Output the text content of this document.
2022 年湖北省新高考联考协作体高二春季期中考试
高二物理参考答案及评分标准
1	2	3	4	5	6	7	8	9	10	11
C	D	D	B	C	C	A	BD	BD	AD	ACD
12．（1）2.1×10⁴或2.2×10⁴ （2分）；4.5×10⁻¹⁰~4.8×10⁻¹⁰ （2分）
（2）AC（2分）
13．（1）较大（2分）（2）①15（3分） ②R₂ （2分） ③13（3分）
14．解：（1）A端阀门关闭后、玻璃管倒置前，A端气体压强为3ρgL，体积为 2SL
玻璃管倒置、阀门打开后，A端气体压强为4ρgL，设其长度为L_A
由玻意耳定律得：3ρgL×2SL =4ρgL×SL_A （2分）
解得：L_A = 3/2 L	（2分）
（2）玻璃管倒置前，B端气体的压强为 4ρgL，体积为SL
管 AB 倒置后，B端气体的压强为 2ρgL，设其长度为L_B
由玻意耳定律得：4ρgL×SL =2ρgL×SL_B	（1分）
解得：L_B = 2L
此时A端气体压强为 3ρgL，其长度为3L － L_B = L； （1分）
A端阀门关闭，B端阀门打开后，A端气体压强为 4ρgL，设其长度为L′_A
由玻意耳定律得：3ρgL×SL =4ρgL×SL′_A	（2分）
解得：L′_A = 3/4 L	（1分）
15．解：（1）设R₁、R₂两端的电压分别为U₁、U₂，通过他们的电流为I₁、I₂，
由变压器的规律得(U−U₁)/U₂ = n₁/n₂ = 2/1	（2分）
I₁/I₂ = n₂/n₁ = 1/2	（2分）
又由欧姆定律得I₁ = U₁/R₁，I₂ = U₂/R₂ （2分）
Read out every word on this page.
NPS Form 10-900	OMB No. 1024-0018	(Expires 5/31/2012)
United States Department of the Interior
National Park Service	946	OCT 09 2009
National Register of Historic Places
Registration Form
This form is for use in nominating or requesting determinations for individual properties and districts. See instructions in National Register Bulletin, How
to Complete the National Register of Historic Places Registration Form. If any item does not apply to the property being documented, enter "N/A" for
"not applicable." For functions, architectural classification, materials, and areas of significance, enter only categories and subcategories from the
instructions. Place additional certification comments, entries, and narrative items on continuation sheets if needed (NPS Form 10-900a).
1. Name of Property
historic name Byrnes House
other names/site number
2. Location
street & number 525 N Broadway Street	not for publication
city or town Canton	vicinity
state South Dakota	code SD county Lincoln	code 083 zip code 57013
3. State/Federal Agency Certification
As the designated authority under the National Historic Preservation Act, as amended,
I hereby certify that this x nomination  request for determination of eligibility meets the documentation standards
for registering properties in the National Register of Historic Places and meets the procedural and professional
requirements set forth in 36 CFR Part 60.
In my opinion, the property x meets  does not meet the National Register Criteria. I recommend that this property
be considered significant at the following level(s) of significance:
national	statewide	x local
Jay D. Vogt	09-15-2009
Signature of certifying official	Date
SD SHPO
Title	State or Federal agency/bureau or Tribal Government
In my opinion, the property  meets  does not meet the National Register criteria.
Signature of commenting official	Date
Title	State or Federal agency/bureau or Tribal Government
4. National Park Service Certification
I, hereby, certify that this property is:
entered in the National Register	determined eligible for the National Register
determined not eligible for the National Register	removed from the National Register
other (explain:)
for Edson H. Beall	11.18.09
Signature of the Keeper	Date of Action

━━━━━━━━━━━━━━━━

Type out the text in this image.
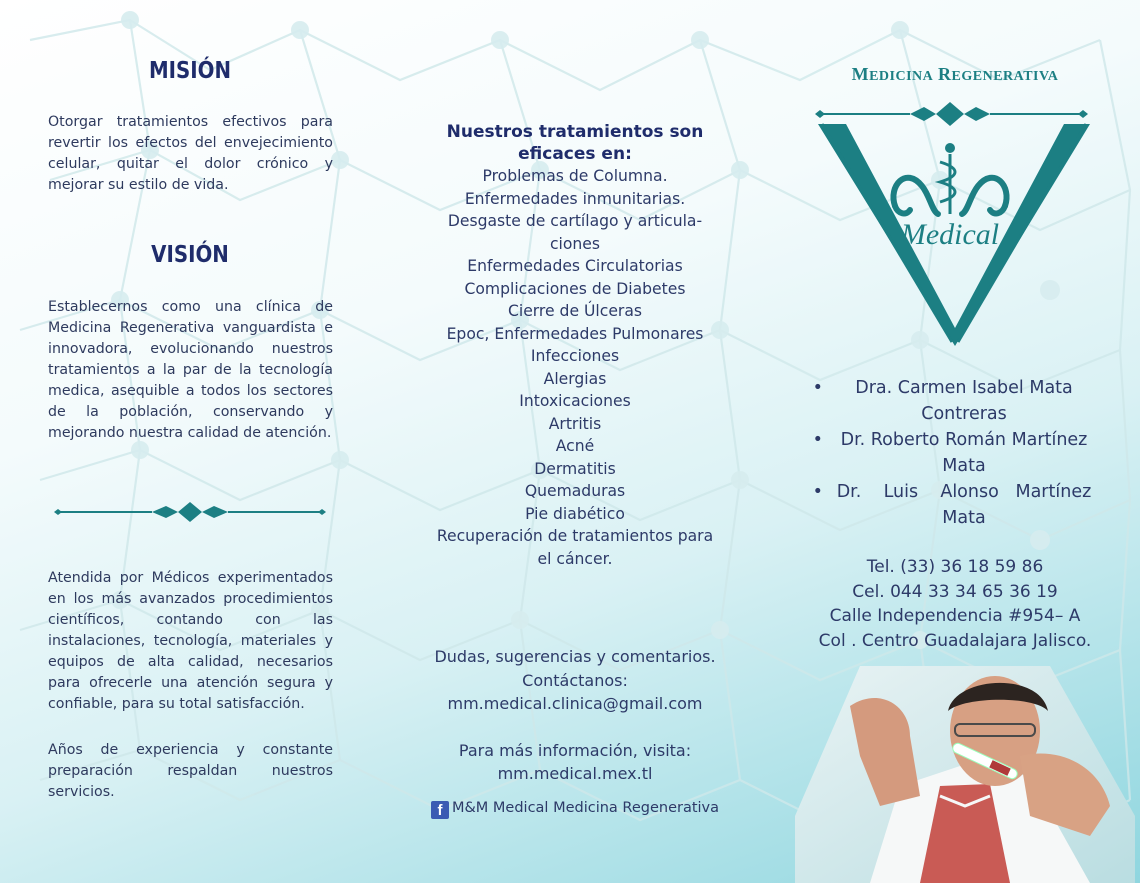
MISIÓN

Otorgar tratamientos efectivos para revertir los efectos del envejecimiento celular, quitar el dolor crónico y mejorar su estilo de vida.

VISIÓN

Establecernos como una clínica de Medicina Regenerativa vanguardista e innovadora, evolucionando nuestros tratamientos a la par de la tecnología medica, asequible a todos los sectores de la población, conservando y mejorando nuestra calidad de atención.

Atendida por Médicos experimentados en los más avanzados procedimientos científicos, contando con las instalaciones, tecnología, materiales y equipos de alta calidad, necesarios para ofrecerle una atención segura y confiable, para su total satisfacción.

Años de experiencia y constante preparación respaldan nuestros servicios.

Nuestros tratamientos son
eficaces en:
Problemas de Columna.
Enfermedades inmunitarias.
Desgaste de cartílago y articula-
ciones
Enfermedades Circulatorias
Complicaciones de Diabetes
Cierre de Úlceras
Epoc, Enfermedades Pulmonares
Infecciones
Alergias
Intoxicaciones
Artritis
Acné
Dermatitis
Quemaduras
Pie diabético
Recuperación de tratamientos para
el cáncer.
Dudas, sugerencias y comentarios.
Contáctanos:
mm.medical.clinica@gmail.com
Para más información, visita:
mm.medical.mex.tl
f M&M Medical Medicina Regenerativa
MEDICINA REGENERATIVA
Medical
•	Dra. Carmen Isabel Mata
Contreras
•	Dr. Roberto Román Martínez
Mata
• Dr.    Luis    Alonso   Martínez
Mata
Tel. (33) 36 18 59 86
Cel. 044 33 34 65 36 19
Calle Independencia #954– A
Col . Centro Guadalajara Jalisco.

━━━━━━━━━━━━━━━━

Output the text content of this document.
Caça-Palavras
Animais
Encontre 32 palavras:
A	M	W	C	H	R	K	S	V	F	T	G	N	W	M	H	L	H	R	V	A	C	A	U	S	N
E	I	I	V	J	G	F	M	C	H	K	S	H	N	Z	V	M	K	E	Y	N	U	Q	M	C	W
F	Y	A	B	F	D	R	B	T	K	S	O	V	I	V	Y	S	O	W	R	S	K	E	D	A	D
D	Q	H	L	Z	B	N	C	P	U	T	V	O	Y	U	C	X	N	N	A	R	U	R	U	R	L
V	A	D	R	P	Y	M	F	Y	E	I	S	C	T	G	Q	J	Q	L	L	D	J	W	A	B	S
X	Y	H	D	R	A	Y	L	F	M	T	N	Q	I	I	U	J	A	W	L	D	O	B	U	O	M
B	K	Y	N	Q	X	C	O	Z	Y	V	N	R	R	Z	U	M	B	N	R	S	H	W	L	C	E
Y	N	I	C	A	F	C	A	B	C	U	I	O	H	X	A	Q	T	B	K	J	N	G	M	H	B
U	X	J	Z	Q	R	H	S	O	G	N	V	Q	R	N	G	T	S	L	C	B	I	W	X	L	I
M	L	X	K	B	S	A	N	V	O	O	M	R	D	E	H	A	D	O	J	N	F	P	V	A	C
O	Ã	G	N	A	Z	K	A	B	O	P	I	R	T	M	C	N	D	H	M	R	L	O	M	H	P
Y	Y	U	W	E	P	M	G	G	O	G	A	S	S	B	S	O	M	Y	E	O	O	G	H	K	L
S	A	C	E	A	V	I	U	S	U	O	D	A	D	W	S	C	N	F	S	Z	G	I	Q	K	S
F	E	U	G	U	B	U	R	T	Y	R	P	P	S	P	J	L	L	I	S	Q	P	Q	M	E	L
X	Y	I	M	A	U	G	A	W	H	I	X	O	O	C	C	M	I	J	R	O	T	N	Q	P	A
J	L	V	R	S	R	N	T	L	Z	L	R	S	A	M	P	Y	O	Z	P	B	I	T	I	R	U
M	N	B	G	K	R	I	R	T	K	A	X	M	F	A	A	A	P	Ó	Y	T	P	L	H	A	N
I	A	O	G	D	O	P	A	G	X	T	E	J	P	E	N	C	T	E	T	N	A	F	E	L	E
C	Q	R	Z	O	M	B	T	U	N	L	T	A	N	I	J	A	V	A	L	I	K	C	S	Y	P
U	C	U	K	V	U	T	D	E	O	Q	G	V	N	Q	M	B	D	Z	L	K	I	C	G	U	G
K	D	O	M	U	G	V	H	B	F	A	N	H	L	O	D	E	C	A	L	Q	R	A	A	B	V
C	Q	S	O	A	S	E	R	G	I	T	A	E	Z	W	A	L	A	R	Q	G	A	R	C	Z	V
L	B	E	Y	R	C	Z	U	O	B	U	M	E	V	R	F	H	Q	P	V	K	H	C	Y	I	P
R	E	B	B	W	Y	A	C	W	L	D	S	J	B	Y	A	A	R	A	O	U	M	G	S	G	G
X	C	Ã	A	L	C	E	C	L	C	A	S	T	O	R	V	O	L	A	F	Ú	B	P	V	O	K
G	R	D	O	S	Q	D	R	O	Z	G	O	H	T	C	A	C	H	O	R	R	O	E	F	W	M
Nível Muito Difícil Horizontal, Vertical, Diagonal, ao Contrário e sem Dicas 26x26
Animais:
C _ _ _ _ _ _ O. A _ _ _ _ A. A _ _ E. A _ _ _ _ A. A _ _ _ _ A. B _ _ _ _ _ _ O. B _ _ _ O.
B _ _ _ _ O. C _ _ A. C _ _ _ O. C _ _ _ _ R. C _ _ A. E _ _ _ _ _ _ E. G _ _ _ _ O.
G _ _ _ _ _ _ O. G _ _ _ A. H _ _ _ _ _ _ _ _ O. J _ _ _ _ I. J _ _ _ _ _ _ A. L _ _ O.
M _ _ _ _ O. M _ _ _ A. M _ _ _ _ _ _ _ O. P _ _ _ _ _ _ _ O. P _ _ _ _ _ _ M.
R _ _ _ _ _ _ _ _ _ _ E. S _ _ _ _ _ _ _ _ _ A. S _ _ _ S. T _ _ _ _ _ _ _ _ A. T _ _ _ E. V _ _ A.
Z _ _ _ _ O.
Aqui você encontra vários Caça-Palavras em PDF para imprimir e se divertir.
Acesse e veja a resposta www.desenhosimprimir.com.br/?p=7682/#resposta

━━━━━━━━━━━━━━━━

_DIRECTIONS FOR THIS TASK_
Copy out every line with the word "Registration".

_FINISHED ANSWER_
Registration Form
to Complete the National Register of Historic Places Registration Form. If any item does not apply to the property being documented, enter "N/A" for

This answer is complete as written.